-- Raw records --

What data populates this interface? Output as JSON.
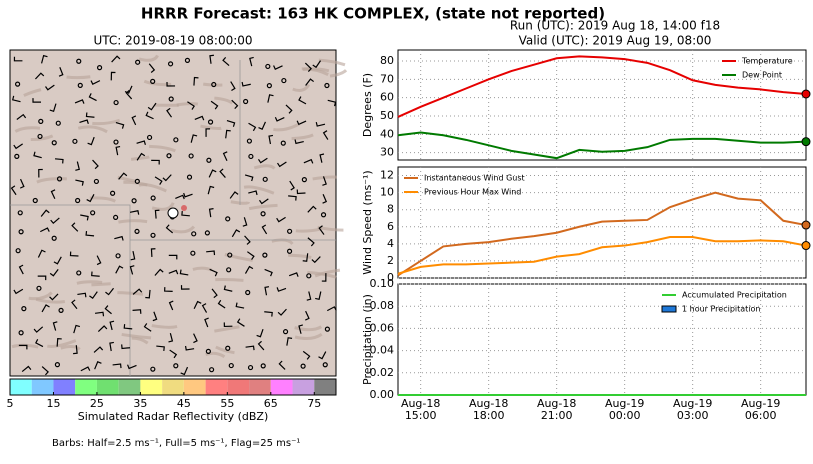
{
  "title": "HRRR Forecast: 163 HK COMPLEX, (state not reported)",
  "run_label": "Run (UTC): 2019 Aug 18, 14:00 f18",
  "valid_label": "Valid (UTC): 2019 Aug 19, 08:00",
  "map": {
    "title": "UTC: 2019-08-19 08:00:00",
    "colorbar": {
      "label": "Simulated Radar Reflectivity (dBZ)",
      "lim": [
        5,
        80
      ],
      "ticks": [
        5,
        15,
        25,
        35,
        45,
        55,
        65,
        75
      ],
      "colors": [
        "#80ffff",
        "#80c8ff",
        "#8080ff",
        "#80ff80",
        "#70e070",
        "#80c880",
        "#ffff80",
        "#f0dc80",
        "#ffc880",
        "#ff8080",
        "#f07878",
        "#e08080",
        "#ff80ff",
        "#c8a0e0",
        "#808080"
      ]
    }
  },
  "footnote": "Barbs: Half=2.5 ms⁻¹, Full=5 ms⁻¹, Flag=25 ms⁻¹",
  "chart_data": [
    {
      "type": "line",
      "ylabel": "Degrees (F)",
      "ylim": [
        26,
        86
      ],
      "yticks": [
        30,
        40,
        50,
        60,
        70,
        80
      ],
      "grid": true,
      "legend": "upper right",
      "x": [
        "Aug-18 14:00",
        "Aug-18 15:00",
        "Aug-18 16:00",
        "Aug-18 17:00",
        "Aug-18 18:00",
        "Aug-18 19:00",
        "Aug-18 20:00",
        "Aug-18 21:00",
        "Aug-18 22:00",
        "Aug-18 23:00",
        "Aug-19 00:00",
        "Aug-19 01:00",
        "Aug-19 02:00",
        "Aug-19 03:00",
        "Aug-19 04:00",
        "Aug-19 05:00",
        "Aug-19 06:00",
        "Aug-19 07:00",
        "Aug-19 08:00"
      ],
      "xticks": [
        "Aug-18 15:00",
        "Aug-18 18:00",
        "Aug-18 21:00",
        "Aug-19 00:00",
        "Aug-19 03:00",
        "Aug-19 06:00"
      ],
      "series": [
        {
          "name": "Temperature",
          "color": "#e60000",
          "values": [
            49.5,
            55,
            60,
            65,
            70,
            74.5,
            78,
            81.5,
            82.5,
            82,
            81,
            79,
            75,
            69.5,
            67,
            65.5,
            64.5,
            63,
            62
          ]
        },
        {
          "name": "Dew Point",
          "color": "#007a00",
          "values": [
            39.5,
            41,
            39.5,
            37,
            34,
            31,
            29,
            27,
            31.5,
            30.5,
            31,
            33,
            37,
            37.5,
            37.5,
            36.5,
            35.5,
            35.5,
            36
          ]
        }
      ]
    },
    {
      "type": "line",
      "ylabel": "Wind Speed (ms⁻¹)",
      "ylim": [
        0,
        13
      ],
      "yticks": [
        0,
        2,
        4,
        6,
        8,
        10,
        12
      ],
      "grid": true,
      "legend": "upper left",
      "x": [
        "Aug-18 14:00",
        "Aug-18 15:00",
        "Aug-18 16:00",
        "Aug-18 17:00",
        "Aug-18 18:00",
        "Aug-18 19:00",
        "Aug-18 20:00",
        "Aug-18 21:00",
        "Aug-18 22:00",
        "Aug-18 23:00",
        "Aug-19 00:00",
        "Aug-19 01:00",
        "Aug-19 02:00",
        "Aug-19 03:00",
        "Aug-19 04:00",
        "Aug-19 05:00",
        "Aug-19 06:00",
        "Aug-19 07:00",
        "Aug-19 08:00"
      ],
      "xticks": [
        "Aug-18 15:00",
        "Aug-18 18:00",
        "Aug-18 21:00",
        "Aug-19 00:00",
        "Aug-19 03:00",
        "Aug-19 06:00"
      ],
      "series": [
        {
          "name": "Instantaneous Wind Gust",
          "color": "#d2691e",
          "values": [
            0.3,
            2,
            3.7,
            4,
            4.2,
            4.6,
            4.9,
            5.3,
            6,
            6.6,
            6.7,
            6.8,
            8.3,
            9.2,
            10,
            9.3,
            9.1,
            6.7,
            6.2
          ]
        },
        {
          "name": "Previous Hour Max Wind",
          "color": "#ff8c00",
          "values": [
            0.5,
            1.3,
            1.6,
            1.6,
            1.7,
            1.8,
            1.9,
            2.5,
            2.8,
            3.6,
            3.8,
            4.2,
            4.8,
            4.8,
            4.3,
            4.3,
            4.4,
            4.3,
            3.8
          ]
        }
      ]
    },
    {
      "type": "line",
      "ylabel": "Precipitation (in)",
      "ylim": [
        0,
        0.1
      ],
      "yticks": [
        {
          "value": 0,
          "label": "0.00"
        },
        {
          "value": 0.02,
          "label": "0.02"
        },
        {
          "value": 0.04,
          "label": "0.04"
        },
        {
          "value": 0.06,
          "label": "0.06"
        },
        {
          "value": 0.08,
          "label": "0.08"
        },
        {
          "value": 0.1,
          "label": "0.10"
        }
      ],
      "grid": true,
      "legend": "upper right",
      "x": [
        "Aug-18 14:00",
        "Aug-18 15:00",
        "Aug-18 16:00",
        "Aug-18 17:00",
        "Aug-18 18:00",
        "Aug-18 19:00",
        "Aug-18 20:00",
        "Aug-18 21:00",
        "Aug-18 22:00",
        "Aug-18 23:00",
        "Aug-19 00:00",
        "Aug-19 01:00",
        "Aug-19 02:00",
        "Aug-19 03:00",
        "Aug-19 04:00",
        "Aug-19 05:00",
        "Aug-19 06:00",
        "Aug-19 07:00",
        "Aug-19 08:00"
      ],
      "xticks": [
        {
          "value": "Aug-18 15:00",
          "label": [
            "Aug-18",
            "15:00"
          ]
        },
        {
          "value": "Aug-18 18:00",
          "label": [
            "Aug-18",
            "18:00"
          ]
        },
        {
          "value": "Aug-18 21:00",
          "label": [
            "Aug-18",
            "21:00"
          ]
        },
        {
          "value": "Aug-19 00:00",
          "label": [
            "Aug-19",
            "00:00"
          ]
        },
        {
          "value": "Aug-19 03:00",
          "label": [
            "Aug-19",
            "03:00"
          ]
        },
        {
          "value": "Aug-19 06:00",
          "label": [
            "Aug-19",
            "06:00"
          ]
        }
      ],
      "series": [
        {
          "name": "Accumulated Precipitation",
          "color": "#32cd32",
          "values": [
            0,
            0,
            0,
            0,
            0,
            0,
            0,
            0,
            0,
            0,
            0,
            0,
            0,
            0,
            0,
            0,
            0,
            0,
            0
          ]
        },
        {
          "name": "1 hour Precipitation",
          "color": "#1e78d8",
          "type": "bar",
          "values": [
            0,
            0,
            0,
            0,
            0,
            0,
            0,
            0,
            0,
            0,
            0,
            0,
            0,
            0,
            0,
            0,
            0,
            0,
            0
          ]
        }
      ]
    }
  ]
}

-- What is needed --
Scan the material above. Return every line containing the string "Precipitation".

-- Task response --
      "ylabel": "Precipitation (in)",
          "name": "Accumulated Precipitation",
          "name": "1 hour Precipitation",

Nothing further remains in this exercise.